Re: jerusalem artichokes
« Reply #3 on: August 23, 2011, 03:54:19 pm »
thankies all!
darkbrowneggs have pm'd you ;D
hopewell, thanks for the info, very usefull!
unfortunately (?) i can't mail order as you have to have a credit or debit card as it seems cash is no longer a viable currency :dunce:
unless anyone knows of a company that is different?
We'll turn the dust to soil,
Turn the rust of hate back into passion.
It's not water into wine
But it's here, and it's happening.
Massive,
but passive.


Bring the peace back

Plantoid

  • Joined May 2011
  • Yorkshireman on a hill in wet South Wales
Re: jerusalem artichokes
« Reply #4 on: August 26, 2011, 11:52:34 pm »
Collie,

I have two month old plants six foot high  in my front garden .
A pal sent me three tubers .. don't know how they are growing underground..
Our front garden is hopefully soon to be landscaped ( we have just done the back forty acres  :farmer:
They are growing in rubbish ground of heavy coalmine bluish  clay heavily manured with horse muck so should do well in most places. They are the round type.

▸ Supplied data:

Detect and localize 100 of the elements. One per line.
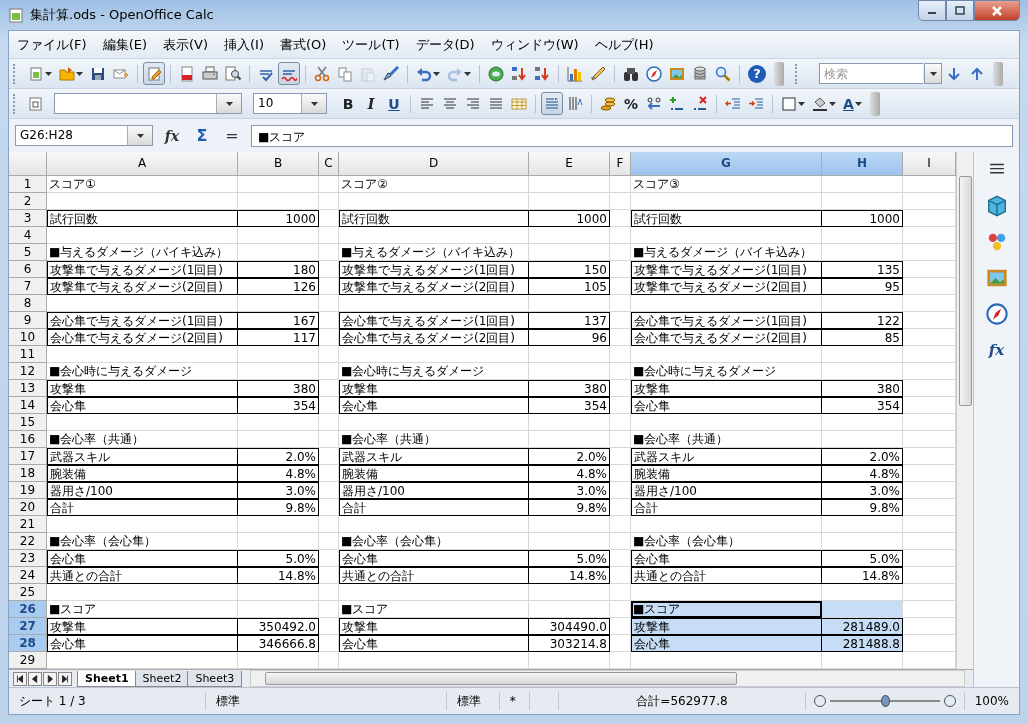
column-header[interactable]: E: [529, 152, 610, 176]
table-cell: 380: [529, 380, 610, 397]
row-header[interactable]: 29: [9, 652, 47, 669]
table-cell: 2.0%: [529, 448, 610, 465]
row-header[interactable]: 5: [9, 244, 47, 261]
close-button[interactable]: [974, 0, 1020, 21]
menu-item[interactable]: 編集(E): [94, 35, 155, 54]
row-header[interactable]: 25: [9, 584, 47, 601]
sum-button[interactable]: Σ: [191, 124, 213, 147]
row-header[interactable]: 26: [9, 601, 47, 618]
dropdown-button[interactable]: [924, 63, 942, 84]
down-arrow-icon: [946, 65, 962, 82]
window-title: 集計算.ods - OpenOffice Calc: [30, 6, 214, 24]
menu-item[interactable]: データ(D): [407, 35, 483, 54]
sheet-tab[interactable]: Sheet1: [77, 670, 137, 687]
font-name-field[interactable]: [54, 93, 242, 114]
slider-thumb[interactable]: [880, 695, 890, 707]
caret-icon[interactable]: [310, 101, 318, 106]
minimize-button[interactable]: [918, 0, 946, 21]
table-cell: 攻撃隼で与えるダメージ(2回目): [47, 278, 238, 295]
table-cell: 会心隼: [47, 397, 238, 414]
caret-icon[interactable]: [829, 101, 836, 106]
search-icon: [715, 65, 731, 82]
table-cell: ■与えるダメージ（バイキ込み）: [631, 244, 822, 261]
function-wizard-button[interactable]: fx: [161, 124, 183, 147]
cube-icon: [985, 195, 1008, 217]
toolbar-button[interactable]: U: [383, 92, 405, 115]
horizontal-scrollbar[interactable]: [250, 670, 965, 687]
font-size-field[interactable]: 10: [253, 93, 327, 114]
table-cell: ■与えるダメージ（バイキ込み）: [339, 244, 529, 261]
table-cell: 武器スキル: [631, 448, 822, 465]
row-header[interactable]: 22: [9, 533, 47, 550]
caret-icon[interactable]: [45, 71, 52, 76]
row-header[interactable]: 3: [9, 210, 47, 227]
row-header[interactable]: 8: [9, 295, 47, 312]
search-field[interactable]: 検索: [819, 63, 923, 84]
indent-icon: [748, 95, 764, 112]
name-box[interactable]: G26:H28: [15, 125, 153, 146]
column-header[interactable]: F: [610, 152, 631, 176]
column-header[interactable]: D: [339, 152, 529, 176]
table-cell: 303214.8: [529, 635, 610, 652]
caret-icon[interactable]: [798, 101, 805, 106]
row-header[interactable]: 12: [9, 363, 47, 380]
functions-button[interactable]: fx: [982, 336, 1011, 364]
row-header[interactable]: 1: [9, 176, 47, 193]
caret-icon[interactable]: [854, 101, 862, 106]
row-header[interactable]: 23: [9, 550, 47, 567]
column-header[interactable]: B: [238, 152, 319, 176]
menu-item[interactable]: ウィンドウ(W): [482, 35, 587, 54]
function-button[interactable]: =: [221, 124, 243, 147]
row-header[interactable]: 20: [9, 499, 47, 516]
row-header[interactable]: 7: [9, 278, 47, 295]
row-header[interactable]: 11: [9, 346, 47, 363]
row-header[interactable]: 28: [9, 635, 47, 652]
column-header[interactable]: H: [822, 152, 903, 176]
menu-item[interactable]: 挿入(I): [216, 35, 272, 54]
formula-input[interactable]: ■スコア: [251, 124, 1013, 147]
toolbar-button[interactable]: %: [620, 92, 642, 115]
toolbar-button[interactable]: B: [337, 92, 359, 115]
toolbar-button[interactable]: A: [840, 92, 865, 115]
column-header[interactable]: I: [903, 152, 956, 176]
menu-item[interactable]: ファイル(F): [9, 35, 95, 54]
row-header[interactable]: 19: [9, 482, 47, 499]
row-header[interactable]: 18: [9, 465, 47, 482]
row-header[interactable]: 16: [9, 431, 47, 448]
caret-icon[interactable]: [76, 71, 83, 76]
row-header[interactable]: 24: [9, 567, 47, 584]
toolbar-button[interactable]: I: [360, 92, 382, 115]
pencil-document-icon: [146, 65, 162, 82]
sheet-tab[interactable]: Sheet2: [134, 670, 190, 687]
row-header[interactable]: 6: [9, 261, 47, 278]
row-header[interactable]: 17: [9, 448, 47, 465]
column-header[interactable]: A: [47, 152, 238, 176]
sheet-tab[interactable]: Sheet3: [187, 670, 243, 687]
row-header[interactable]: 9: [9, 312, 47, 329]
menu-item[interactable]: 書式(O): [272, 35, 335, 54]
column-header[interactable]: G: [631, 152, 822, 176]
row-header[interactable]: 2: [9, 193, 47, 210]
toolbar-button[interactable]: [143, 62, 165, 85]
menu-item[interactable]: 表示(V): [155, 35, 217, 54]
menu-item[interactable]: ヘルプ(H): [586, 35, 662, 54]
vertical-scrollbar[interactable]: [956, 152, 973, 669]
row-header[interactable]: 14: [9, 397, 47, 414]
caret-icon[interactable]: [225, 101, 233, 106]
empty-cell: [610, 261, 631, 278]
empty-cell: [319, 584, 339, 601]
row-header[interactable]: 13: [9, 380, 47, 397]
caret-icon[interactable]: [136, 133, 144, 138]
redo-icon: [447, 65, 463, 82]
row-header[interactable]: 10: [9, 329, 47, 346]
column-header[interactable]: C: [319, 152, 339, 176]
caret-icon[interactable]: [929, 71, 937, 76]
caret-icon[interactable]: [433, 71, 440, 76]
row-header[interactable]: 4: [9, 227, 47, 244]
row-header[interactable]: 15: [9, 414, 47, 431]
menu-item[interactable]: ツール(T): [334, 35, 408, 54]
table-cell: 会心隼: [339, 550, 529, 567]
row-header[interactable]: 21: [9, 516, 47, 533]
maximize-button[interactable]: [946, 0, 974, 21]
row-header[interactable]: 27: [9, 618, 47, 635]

▸ Job:
Answer these questions from the forum thread on Jerusalem artichokes.
(a) What does the first reply say is required to mail order?
(b) How tall are the two-month-old plants in the front garden?
(c) What kind of ground are those plants growing in?

▸ Reply:
(a) A credit or debit card.
(b) Six feet high.
(c) Rubbish ground of heavy, bluish coal-mine clay, heavily manured with horse muck.